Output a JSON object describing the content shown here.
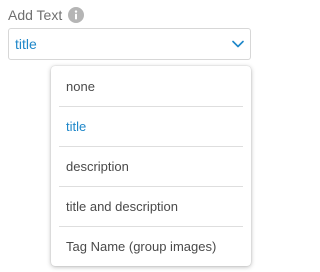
{
  "field": {
    "label": "Add Text",
    "info_icon": "info-icon"
  },
  "select": {
    "value": "title",
    "chevron_icon": "chevron-down-icon",
    "accent_color": "#1e87c9"
  },
  "dropdown": {
    "options": [
      {
        "label": "none",
        "selected": false
      },
      {
        "label": "title",
        "selected": true
      },
      {
        "label": "description",
        "selected": false
      },
      {
        "label": "title and description",
        "selected": false
      },
      {
        "label": "Tag Name (group images)",
        "selected": false
      }
    ]
  }
}
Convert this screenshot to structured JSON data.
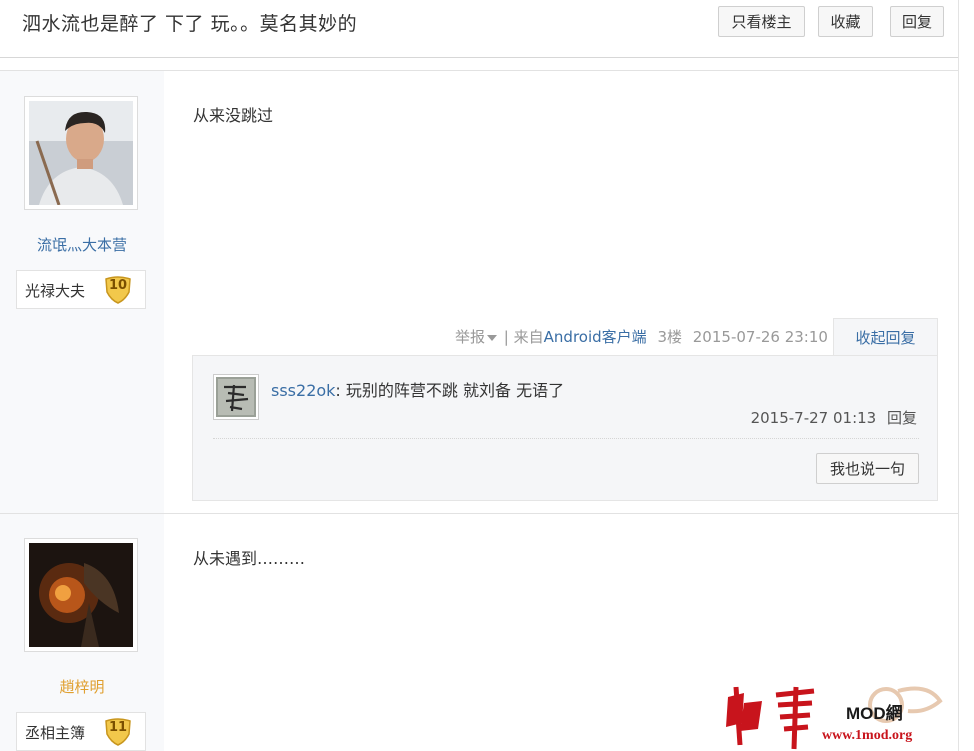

-- Requirements --
Retype every entry verbatim and exclude the pictures from the copy.

-- Task result --
Output a JSON object describing the content shown here.
{
  "field": {
    "label": "Add Text",
    "info_icon": "info-icon"
  },
  "select": {
    "value": "title",
    "chevron_icon": "chevron-down-icon",
    "accent_color": "#1e87c9"
  },
  "dropdown": {
    "options": [
      {
        "label": "none",
        "selected": false
      },
      {
        "label": "title",
        "selected": true
      },
      {
        "label": "description",
        "selected": false
      },
      {
        "label": "title and description",
        "selected": false
      },
      {
        "label": "Tag Name (group images)",
        "selected": false
      }
    ]
  }
}
Convert this screenshot to structured JSON data.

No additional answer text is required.